• Do this: Determine how many lines in the data below contain "некоммерческим" and write only that number.

start Data section

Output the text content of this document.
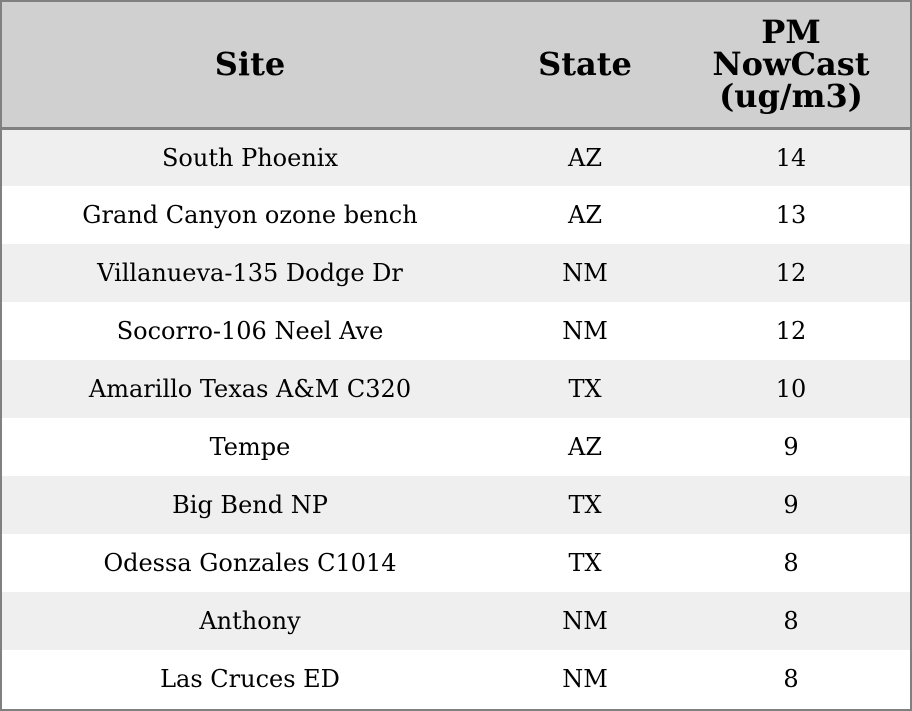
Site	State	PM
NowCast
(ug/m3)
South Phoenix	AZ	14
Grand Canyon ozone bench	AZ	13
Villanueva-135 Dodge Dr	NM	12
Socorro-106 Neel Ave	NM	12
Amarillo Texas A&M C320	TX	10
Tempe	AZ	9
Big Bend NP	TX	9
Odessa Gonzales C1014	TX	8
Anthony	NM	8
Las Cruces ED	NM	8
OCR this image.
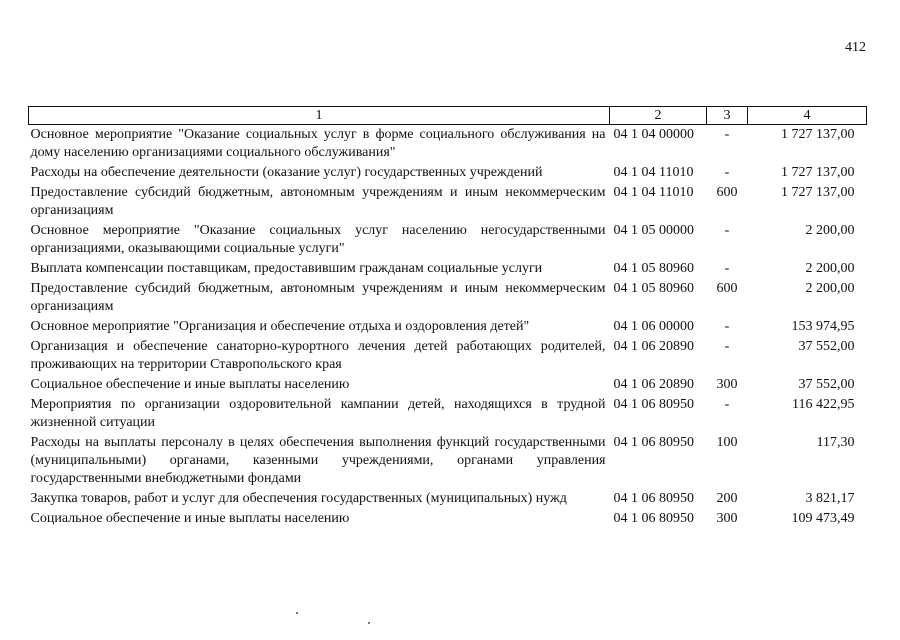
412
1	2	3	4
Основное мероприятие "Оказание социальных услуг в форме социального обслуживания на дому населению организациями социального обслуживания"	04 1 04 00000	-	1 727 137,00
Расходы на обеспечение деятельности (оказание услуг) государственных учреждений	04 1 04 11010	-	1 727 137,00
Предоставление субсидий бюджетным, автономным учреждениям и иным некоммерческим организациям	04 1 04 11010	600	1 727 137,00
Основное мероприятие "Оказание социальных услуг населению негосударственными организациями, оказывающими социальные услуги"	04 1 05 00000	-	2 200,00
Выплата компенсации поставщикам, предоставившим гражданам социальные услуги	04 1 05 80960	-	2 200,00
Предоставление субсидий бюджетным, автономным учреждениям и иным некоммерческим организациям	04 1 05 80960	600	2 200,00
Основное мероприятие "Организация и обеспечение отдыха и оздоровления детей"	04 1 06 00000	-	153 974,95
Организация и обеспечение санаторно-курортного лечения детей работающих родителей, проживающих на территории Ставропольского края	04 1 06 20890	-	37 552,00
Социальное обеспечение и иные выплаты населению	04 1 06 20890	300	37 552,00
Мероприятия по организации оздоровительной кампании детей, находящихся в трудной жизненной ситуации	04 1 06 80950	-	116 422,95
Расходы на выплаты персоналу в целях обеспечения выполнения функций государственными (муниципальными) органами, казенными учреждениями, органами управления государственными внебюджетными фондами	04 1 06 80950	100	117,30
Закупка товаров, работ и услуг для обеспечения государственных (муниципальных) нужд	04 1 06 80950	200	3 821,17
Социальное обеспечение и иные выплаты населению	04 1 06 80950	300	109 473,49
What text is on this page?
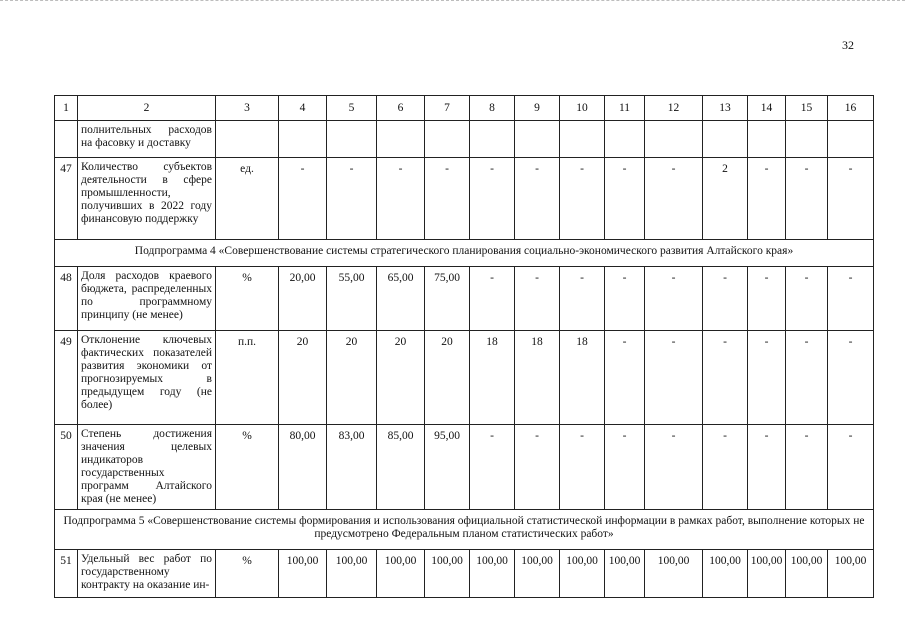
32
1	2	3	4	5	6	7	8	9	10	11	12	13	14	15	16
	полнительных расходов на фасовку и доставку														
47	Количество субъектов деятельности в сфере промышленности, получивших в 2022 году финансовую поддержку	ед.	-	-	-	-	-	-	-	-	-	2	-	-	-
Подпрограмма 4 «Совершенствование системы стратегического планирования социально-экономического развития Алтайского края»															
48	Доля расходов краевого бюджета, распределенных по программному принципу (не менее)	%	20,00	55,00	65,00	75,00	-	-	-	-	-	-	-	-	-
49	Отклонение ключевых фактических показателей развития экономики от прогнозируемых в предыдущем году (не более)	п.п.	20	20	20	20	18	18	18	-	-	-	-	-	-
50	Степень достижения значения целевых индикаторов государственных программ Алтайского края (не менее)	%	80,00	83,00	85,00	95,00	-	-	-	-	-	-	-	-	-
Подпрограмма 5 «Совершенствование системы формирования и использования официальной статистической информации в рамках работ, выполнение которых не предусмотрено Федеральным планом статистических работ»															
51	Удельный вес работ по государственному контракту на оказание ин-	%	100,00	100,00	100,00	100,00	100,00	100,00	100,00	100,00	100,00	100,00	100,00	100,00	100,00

end Data section

• Result: 2